*SHORT TASK*: Find every line of the listing below where "name" appears, and copy it.

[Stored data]
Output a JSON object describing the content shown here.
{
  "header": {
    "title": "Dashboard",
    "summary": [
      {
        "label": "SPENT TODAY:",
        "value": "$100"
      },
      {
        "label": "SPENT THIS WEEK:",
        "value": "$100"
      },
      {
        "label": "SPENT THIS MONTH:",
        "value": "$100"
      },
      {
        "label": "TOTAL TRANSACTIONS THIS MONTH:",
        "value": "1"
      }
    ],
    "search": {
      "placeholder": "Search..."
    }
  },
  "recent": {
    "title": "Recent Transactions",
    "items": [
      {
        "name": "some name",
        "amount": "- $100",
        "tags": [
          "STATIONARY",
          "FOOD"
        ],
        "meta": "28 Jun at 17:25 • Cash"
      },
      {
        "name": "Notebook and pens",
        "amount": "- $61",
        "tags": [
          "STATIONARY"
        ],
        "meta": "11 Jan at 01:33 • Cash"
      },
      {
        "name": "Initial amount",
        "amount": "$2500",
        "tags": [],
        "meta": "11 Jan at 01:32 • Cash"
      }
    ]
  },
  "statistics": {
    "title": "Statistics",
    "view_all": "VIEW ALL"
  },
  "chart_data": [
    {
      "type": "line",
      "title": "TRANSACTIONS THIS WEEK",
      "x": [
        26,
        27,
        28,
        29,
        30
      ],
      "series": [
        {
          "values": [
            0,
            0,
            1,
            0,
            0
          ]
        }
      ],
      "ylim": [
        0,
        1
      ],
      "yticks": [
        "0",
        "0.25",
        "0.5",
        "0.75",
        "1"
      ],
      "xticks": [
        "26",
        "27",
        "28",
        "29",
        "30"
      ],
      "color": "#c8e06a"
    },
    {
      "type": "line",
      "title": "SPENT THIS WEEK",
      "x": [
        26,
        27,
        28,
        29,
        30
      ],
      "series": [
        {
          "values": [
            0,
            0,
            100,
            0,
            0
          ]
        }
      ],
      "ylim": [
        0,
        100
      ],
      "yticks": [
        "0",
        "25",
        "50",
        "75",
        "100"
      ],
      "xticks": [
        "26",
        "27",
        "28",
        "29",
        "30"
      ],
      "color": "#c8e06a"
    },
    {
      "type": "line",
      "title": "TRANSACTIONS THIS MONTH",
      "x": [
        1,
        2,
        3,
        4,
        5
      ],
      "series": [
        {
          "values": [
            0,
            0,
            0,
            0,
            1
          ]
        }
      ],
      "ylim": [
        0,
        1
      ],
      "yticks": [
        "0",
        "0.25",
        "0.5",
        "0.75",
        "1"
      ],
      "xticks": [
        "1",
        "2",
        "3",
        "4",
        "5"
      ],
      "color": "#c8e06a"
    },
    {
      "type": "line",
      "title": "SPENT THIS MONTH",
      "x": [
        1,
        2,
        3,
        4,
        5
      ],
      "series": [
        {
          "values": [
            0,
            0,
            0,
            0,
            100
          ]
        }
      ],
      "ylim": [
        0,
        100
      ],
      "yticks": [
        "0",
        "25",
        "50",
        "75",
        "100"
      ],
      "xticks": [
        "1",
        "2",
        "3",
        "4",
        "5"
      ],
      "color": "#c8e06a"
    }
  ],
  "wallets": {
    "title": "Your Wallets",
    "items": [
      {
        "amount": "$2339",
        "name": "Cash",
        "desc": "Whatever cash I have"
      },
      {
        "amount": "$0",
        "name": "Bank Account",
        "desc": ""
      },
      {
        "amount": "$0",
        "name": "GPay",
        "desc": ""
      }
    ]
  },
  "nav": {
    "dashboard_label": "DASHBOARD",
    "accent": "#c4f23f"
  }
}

*ANSWER FOR THIS EXERCISE*:
        "name": "some name",
        "name": "Notebook and pens",
        "name": "Initial amount",
        "name": "Cash",
        "name": "Bank Account",
        "name": "GPay",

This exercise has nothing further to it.